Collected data
===

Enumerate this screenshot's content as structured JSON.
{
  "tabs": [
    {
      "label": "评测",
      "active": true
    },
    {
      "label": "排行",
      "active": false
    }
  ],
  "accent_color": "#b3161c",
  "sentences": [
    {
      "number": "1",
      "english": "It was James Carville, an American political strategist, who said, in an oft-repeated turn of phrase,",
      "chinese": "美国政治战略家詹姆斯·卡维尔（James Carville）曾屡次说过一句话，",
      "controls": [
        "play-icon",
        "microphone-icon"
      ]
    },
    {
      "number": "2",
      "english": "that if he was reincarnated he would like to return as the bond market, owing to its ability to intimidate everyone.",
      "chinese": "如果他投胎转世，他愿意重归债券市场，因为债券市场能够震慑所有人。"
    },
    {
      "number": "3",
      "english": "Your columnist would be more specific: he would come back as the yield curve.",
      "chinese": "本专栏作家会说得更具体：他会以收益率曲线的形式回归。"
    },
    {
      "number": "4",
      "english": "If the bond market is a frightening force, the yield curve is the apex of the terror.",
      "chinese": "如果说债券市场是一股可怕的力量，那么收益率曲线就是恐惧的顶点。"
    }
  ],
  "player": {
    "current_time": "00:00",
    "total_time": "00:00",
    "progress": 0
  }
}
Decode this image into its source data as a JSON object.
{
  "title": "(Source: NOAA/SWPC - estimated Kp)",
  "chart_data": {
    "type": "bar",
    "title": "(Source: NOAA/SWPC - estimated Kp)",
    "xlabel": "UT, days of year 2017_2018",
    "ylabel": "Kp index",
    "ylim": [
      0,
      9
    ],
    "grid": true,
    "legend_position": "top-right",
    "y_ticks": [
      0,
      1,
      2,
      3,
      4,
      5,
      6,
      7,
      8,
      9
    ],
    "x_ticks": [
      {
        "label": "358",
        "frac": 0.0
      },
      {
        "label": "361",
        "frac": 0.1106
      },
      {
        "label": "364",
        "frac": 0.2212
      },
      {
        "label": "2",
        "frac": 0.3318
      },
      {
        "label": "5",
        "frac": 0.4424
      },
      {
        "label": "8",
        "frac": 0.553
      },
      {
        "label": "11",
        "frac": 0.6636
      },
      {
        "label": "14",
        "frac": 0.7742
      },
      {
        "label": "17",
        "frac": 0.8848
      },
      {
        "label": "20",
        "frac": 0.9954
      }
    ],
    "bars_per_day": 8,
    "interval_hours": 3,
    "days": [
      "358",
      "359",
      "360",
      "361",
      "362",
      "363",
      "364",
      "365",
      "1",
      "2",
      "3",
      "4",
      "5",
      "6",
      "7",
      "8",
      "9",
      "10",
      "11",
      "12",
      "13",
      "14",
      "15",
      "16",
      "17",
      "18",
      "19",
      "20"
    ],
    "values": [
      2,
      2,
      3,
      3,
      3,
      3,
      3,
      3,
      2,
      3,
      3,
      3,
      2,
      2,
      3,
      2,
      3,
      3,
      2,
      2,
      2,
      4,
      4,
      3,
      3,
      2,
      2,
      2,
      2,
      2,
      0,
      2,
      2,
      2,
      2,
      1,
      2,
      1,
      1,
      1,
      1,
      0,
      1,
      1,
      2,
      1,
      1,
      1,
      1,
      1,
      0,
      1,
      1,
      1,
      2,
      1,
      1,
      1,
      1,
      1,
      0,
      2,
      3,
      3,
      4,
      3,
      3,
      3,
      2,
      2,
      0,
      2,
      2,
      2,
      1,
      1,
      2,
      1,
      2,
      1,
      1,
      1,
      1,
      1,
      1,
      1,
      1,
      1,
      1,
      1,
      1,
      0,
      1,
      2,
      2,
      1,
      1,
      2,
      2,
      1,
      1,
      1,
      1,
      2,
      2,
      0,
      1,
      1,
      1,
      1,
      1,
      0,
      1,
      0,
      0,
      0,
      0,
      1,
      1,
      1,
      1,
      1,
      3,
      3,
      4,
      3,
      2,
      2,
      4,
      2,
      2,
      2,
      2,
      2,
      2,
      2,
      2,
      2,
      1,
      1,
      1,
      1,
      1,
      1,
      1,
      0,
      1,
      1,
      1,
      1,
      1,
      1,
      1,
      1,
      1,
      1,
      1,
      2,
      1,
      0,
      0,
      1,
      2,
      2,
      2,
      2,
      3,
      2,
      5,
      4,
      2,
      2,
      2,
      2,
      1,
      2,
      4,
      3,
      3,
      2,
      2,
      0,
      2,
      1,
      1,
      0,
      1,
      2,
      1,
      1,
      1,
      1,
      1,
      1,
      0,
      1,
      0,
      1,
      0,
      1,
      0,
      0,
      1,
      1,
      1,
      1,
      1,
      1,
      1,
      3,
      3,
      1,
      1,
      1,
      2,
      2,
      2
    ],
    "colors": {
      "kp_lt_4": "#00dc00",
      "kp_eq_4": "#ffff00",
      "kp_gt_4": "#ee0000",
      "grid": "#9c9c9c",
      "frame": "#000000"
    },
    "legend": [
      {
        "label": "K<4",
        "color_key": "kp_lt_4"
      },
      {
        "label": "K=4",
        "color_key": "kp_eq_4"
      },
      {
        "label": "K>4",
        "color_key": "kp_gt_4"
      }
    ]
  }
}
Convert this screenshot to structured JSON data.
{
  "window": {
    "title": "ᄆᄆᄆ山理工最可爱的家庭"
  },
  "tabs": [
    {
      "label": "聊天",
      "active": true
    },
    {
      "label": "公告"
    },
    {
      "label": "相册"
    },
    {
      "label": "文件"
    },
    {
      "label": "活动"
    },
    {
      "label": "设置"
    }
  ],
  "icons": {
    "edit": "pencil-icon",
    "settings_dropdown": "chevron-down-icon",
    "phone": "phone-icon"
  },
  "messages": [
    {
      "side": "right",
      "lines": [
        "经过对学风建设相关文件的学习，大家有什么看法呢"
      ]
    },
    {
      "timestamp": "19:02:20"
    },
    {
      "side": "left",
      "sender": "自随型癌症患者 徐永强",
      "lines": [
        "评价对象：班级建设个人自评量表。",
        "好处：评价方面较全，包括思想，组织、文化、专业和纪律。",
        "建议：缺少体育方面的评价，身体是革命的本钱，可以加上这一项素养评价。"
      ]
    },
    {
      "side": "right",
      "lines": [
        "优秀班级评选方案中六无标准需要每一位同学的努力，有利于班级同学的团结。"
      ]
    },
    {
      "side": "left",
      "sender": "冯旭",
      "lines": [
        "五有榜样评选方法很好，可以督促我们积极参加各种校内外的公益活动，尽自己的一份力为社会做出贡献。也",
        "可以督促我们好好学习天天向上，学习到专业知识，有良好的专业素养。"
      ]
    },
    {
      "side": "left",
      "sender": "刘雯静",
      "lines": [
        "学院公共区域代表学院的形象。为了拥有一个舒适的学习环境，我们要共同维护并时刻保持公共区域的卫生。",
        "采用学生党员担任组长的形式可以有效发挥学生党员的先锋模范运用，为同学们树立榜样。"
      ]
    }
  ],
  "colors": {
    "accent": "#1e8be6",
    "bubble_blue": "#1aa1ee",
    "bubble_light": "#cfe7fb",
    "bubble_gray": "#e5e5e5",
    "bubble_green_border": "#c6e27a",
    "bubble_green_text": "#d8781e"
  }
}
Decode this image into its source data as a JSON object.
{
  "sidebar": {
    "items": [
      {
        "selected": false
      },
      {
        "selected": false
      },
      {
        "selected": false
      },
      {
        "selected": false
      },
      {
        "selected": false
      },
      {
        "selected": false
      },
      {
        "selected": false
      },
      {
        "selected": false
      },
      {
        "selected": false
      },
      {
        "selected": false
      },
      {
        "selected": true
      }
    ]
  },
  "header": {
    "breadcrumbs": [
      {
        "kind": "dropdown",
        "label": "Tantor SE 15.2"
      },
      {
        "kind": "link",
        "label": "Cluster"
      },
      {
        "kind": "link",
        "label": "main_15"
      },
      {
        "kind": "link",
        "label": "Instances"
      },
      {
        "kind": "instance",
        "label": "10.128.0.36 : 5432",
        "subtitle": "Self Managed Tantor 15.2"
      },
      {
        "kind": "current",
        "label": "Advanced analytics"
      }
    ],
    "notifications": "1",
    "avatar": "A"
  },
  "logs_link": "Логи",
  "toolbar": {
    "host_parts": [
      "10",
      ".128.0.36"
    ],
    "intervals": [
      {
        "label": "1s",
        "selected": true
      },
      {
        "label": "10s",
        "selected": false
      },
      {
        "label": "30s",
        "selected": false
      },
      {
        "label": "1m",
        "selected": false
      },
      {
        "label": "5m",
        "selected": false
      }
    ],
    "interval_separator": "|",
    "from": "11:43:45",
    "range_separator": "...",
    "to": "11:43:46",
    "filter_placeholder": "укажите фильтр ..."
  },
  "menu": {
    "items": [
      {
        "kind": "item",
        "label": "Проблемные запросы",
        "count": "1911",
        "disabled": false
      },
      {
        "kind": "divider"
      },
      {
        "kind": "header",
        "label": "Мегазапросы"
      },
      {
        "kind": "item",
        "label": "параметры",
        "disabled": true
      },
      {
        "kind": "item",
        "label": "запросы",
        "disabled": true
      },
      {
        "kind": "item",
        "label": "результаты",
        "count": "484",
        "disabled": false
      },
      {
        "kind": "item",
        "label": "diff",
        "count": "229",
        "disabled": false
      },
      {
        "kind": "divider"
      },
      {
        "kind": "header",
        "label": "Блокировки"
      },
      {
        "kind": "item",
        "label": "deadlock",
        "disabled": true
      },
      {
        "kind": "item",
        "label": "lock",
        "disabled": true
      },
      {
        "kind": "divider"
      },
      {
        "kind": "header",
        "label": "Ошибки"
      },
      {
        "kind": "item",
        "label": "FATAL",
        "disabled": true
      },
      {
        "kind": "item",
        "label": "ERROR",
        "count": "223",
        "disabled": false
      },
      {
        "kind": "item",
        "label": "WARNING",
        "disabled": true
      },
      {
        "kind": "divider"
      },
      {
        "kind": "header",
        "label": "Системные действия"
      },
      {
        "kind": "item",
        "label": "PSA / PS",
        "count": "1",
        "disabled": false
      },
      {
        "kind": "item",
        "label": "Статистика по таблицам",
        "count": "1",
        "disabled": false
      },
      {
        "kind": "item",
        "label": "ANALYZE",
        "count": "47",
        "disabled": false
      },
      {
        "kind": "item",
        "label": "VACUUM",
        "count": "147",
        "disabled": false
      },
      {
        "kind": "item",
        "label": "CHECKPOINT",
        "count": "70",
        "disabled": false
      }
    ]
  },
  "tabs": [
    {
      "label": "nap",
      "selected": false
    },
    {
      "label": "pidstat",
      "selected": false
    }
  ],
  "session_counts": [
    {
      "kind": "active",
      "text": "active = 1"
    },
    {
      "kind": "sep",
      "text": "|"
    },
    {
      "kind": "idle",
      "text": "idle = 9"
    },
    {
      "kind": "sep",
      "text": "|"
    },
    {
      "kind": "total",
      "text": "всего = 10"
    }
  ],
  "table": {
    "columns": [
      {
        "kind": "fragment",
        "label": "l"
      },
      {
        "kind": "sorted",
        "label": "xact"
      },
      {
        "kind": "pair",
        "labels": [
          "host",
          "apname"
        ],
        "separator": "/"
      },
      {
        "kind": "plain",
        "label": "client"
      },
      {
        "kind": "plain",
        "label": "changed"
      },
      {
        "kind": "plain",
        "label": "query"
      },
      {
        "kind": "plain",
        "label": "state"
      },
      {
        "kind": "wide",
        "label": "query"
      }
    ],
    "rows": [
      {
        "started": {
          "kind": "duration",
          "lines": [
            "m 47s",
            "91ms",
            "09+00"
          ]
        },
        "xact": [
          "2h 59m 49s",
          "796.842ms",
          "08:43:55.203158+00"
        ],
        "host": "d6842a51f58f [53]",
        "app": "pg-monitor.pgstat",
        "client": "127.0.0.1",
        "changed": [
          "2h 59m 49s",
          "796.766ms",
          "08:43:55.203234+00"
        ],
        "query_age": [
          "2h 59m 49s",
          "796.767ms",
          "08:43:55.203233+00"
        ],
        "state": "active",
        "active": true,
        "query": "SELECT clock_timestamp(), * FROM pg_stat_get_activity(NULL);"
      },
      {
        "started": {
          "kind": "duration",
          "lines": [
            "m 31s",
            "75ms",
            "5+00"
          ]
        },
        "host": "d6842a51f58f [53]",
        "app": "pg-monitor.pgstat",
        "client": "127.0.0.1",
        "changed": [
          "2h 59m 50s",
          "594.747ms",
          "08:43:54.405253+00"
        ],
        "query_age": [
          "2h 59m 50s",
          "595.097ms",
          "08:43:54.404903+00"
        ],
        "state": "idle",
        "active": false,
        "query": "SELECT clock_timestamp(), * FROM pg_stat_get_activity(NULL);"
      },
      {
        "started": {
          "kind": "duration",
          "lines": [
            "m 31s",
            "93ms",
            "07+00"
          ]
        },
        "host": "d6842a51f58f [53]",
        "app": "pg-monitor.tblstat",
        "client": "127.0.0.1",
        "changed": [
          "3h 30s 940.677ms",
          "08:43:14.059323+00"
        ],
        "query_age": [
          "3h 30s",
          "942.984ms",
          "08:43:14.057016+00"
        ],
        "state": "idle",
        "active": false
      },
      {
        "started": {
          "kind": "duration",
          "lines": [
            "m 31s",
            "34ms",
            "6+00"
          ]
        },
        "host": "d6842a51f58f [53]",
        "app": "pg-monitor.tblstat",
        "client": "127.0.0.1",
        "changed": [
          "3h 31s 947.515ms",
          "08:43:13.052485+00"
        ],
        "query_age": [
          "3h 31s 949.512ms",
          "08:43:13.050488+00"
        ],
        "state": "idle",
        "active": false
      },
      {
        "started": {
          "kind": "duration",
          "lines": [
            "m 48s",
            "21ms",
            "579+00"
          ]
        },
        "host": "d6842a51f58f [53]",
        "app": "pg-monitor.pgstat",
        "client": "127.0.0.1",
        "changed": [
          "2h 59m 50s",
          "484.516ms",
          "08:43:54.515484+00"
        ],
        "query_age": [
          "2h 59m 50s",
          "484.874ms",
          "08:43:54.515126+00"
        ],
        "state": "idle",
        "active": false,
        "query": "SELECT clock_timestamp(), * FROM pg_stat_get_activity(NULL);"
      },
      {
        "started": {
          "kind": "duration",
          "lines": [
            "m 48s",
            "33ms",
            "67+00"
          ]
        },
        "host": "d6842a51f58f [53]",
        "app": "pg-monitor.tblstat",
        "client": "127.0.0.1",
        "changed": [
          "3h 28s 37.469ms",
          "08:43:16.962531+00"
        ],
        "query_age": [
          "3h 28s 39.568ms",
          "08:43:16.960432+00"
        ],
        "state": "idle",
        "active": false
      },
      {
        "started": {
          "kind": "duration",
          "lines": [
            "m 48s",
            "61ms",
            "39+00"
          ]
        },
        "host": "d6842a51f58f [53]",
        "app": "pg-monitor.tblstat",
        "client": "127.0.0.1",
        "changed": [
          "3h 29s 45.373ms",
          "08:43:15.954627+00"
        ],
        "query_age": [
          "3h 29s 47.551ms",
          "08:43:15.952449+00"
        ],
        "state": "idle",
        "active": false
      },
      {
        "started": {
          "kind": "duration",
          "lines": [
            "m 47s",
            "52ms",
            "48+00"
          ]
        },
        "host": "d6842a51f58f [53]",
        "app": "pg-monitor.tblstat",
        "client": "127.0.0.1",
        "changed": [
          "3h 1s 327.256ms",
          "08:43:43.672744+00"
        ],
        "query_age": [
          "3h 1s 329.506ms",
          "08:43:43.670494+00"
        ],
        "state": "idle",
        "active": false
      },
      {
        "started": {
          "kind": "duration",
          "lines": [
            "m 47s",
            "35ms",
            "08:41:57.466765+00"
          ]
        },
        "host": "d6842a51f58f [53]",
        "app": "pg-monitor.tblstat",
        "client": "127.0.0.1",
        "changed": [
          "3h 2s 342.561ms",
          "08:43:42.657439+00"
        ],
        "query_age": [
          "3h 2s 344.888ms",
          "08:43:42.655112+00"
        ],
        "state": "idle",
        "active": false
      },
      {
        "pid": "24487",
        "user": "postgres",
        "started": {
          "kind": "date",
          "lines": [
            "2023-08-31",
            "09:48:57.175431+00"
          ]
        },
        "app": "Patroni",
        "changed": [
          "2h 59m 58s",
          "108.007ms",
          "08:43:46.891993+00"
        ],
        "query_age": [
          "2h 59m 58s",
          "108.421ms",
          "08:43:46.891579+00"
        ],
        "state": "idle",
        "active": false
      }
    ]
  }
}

===

Task description
Count the lines of the listing above that include the word "JSON" and state the total with nothing else.

Final result
4